**WRITTEN TASK**: Filter the data below for the string "example" and copy each matching line.

++++++++

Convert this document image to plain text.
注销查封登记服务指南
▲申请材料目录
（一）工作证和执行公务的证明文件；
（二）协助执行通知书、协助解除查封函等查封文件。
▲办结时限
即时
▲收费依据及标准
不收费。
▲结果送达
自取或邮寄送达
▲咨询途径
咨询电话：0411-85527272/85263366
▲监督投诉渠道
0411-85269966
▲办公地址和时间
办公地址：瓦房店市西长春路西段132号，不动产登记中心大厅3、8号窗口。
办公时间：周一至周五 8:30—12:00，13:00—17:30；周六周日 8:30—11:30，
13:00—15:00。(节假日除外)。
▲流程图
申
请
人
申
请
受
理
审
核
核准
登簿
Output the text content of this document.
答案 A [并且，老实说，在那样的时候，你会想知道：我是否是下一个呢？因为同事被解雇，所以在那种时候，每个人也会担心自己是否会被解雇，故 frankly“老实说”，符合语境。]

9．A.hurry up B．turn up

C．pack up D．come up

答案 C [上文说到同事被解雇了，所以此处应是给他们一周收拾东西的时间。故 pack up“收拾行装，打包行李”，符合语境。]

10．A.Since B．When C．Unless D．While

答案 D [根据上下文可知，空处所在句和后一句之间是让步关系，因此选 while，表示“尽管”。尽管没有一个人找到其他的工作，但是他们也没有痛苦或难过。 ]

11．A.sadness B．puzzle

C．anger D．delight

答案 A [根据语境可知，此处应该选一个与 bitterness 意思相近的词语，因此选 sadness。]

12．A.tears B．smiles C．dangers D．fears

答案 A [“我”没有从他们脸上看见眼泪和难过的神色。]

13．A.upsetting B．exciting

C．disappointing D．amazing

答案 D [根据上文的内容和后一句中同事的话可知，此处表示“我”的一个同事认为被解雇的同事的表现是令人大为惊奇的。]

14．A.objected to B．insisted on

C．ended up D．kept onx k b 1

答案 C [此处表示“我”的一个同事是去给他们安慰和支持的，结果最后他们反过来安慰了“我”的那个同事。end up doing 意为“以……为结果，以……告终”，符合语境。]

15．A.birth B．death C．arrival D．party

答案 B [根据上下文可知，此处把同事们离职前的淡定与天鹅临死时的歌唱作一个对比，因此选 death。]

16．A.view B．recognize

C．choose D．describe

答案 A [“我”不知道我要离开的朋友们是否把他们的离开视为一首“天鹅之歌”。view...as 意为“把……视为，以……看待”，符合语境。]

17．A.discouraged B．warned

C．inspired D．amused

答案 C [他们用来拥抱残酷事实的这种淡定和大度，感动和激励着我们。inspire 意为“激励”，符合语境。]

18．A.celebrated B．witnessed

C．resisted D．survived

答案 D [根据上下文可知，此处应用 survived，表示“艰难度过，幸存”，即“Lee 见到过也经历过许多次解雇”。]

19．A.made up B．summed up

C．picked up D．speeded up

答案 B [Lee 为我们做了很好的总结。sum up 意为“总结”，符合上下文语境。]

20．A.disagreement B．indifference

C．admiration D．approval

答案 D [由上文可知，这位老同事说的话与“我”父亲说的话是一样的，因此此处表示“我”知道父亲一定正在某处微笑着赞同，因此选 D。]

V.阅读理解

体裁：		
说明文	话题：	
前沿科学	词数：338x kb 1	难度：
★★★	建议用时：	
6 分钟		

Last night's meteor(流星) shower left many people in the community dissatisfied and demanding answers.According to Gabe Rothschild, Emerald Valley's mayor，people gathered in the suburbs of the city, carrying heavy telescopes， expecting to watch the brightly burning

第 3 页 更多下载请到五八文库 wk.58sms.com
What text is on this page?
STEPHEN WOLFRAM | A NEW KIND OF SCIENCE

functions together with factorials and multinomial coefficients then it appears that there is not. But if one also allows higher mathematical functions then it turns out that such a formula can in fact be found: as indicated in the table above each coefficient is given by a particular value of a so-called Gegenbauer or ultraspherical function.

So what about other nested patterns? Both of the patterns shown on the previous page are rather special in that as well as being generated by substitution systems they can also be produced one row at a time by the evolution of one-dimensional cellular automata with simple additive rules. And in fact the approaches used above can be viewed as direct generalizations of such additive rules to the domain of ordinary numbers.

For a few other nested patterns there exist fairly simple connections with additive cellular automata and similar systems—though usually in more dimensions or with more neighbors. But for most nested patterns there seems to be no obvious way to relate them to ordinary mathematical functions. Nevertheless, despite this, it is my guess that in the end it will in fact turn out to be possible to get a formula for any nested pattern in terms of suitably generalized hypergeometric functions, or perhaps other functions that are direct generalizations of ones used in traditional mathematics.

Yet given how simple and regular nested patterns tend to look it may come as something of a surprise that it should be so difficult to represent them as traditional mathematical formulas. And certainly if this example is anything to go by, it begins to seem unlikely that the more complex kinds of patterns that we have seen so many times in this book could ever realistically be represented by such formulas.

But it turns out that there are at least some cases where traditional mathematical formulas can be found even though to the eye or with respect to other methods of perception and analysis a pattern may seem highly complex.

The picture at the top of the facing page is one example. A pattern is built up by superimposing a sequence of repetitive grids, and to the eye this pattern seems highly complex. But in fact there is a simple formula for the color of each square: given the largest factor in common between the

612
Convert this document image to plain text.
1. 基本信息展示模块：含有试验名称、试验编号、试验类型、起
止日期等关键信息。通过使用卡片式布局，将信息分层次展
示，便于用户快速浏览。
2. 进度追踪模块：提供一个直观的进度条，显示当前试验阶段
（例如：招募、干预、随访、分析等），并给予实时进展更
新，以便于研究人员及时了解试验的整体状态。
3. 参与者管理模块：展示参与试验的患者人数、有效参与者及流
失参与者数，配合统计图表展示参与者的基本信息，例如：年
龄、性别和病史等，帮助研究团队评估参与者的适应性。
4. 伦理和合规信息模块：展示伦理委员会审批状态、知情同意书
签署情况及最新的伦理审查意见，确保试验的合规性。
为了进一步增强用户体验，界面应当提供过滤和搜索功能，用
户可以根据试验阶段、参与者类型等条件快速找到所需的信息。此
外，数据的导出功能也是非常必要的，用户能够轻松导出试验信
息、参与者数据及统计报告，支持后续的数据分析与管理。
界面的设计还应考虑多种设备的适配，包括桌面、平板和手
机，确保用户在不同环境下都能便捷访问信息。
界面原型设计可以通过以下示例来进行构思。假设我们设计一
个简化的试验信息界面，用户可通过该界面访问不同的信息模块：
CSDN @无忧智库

++++++++

**COMPLETE RESPONSE**:
Yet given how simple and regular nested patterns tend to look it may come as something of a surprise that it should be so difficult to represent them as traditional mathematical formulas. And certainly if this example is anything to go by, it begins to seem unlikely that the more complex kinds of patterns that we have seen so many times in this book could ever realistically be represented by such formulas.
The picture at the top of the facing page is one example. A pattern is built up by superimposing a sequence of repetitive grids, and to the eye this pattern seems highly complex. But in fact there is a simple formula for the color of each square: given the largest factor in common between the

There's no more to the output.